-- Begin Material for this task --

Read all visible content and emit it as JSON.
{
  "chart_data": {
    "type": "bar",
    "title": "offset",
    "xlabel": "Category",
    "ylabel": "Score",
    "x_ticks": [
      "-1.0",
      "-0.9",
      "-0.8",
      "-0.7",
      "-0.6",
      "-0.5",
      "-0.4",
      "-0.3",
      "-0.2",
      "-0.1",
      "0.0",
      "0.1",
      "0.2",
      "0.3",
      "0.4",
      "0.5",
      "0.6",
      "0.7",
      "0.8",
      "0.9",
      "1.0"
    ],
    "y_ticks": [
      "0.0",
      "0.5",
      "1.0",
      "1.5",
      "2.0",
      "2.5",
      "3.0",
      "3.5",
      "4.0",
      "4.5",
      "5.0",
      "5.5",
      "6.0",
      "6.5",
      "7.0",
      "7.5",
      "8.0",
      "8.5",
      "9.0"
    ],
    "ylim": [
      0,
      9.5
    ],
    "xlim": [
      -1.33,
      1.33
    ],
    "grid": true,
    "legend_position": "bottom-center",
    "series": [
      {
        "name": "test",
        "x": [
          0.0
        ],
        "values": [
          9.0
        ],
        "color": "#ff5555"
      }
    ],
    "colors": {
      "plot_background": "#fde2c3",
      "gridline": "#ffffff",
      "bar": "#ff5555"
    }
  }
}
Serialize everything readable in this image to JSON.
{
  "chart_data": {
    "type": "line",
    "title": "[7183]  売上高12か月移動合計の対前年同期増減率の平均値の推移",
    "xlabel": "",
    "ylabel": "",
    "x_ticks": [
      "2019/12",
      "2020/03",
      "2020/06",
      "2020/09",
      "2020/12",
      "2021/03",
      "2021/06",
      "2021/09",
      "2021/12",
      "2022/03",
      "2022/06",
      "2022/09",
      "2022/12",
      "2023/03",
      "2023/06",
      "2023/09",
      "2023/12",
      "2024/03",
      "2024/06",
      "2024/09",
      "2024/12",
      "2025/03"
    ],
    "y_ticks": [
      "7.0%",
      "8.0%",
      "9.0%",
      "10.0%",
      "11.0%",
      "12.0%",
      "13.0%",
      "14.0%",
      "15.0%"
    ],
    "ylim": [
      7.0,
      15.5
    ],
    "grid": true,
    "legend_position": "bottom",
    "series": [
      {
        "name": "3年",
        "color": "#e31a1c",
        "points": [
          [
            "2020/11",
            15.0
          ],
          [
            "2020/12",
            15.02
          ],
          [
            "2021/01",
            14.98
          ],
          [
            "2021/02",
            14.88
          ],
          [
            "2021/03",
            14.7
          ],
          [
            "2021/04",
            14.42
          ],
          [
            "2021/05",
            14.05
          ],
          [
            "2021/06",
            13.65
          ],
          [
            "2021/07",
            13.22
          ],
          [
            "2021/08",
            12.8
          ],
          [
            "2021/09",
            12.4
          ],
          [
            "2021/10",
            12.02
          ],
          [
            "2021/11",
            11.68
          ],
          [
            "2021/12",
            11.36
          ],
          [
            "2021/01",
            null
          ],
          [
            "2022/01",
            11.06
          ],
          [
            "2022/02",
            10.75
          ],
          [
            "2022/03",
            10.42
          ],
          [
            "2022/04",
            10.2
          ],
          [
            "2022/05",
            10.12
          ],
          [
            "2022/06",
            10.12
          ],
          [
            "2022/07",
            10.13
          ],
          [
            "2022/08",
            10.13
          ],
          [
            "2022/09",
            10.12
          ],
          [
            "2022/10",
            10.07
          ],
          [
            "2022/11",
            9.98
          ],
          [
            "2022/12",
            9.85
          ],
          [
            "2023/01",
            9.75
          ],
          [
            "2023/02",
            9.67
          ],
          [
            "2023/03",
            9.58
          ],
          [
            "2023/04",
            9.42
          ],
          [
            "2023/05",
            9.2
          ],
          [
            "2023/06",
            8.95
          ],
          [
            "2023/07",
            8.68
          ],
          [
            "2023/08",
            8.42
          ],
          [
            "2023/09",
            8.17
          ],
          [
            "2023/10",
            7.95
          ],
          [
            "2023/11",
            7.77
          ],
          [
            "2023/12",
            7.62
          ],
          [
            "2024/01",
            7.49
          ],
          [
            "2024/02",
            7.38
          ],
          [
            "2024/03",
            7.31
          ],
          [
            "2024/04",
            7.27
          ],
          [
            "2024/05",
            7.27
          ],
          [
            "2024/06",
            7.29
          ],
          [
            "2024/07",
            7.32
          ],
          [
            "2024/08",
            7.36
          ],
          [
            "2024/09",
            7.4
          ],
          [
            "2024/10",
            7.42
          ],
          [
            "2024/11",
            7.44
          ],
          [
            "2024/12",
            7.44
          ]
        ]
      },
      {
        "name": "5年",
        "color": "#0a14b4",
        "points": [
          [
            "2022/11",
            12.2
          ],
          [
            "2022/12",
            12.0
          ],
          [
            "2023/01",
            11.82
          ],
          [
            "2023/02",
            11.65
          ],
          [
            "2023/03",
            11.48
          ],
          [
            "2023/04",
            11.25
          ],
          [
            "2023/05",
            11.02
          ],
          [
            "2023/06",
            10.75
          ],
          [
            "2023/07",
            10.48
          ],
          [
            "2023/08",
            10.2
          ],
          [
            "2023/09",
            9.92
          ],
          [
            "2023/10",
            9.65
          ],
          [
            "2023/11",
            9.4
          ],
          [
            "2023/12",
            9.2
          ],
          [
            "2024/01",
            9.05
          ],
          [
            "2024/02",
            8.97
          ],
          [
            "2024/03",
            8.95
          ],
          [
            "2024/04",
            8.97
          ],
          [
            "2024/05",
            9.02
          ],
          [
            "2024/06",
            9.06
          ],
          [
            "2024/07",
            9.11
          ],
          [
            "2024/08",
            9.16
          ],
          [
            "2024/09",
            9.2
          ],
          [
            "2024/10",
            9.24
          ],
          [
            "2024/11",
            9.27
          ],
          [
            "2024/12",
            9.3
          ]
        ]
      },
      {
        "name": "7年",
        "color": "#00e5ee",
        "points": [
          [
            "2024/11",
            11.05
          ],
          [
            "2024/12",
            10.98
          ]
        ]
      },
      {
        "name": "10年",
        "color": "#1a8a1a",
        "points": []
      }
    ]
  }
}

-- End Material for this task --

• _Given exercise_: Reproduce the material in full, with no word added or dropped.

• _Written solution_:
Read all visible content and emit it as JSON.
{
  "chart_data": {
    "type": "bar",
    "title": "offset",
    "xlabel": "Category",
    "ylabel": "Score",
    "x_ticks": [
      "-1.0",
      "-0.9",
      "-0.8",
      "-0.7",
      "-0.6",
      "-0.5",
      "-0.4",
      "-0.3",
      "-0.2",
      "-0.1",
      "0.0",
      "0.1",
      "0.2",
      "0.3",
      "0.4",
      "0.5",
      "0.6",
      "0.7",
      "0.8",
      "0.9",
      "1.0"
    ],
    "y_ticks": [
      "0.0",
      "0.5",
      "1.0",
      "1.5",
      "2.0",
      "2.5",
      "3.0",
      "3.5",
      "4.0",
      "4.5",
      "5.0",
      "5.5",
      "6.0",
      "6.5",
      "7.0",
      "7.5",
      "8.0",
      "8.5",
      "9.0"
    ],
    "ylim": [
      0,
      9.5
    ],
    "xlim": [
      -1.33,
      1.33
    ],
    "grid": true,
    "legend_position": "bottom-center",
    "series": [
      {
        "name": "test",
        "x": [
          0.0
        ],
        "values": [
          9.0
        ],
        "color": "#ff5555"
      }
    ],
    "colors": {
      "plot_background": "#fde2c3",
      "gridline": "#ffffff",
      "bar": "#ff5555"
    }
  }
}
Serialize everything readable in this image to JSON.
{
  "chart_data": {
    "type": "line",
    "title": "[7183]  売上高12か月移動合計の対前年同期増減率の平均値の推移",
    "xlabel": "",
    "ylabel": "",
    "x_ticks": [
      "2019/12",
      "2020/03",
      "2020/06",
      "2020/09",
      "2020/12",
      "2021/03",
      "2021/06",
      "2021/09",
      "2021/12",
      "2022/03",
      "2022/06",
      "2022/09",
      "2022/12",
      "2023/03",
      "2023/06",
      "2023/09",
      "2023/12",
      "2024/03",
      "2024/06",
      "2024/09",
      "2024/12",
      "2025/03"
    ],
    "y_ticks": [
      "7.0%",
      "8.0%",
      "9.0%",
      "10.0%",
      "11.0%",
      "12.0%",
      "13.0%",
      "14.0%",
      "15.0%"
    ],
    "ylim": [
      7.0,
      15.5
    ],
    "grid": true,
    "legend_position": "bottom",
    "series": [
      {
        "name": "3年",
        "color": "#e31a1c",
        "points": [
          [
            "2020/11",
            15.0
          ],
          [
            "2020/12",
            15.02
          ],
          [
            "2021/01",
            14.98
          ],
          [
            "2021/02",
            14.88
          ],
          [
            "2021/03",
            14.7
          ],
          [
            "2021/04",
            14.42
          ],
          [
            "2021/05",
            14.05
          ],
          [
            "2021/06",
            13.65
          ],
          [
            "2021/07",
            13.22
          ],
          [
            "2021/08",
            12.8
          ],
          [
            "2021/09",
            12.4
          ],
          [
            "2021/10",
            12.02
          ],
          [
            "2021/11",
            11.68
          ],
          [
            "2021/12",
            11.36
          ],
          [
            "2021/01",
            null
          ],
          [
            "2022/01",
            11.06
          ],
          [
            "2022/02",
            10.75
          ],
          [
            "2022/03",
            10.42
          ],
          [
            "2022/04",
            10.2
          ],
          [
            "2022/05",
            10.12
          ],
          [
            "2022/06",
            10.12
          ],
          [
            "2022/07",
            10.13
          ],
          [
            "2022/08",
            10.13
          ],
          [
            "2022/09",
            10.12
          ],
          [
            "2022/10",
            10.07
          ],
          [
            "2022/11",
            9.98
          ],
          [
            "2022/12",
            9.85
          ],
          [
            "2023/01",
            9.75
          ],
          [
            "2023/02",
            9.67
          ],
          [
            "2023/03",
            9.58
          ],
          [
            "2023/04",
            9.42
          ],
          [
            "2023/05",
            9.2
          ],
          [
            "2023/06",
            8.95
          ],
          [
            "2023/07",
            8.68
          ],
          [
            "2023/08",
            8.42
          ],
          [
            "2023/09",
            8.17
          ],
          [
            "2023/10",
            7.95
          ],
          [
            "2023/11",
            7.77
          ],
          [
            "2023/12",
            7.62
          ],
          [
            "2024/01",
            7.49
          ],
          [
            "2024/02",
            7.38
          ],
          [
            "2024/03",
            7.31
          ],
          [
            "2024/04",
            7.27
          ],
          [
            "2024/05",
            7.27
          ],
          [
            "2024/06",
            7.29
          ],
          [
            "2024/07",
            7.32
          ],
          [
            "2024/08",
            7.36
          ],
          [
            "2024/09",
            7.4
          ],
          [
            "2024/10",
            7.42
          ],
          [
            "2024/11",
            7.44
          ],
          [
            "2024/12",
            7.44
          ]
        ]
      },
      {
        "name": "5年",
        "color": "#0a14b4",
        "points": [
          [
            "2022/11",
            12.2
          ],
          [
            "2022/12",
            12.0
          ],
          [
            "2023/01",
            11.82
          ],
          [
            "2023/02",
            11.65
          ],
          [
            "2023/03",
            11.48
          ],
          [
            "2023/04",
            11.25
          ],
          [
            "2023/05",
            11.02
          ],
          [
            "2023/06",
            10.75
          ],
          [
            "2023/07",
            10.48
          ],
          [
            "2023/08",
            10.2
          ],
          [
            "2023/09",
            9.92
          ],
          [
            "2023/10",
            9.65
          ],
          [
            "2023/11",
            9.4
          ],
          [
            "2023/12",
            9.2
          ],
          [
            "2024/01",
            9.05
          ],
          [
            "2024/02",
            8.97
          ],
          [
            "2024/03",
            8.95
          ],
          [
            "2024/04",
            8.97
          ],
          [
            "2024/05",
            9.02
          ],
          [
            "2024/06",
            9.06
          ],
          [
            "2024/07",
            9.11
          ],
          [
            "2024/08",
            9.16
          ],
          [
            "2024/09",
            9.2
          ],
          [
            "2024/10",
            9.24
          ],
          [
            "2024/11",
            9.27
          ],
          [
            "2024/12",
            9.3
          ]
        ]
      },
      {
        "name": "7年",
        "color": "#00e5ee",
        "points": [
          [
            "2024/11",
            11.05
          ],
          [
            "2024/12",
            10.98
          ]
        ]
      },
      {
        "name": "10年",
        "color": "#1a8a1a",
        "points": []
      }
    ]
  }
}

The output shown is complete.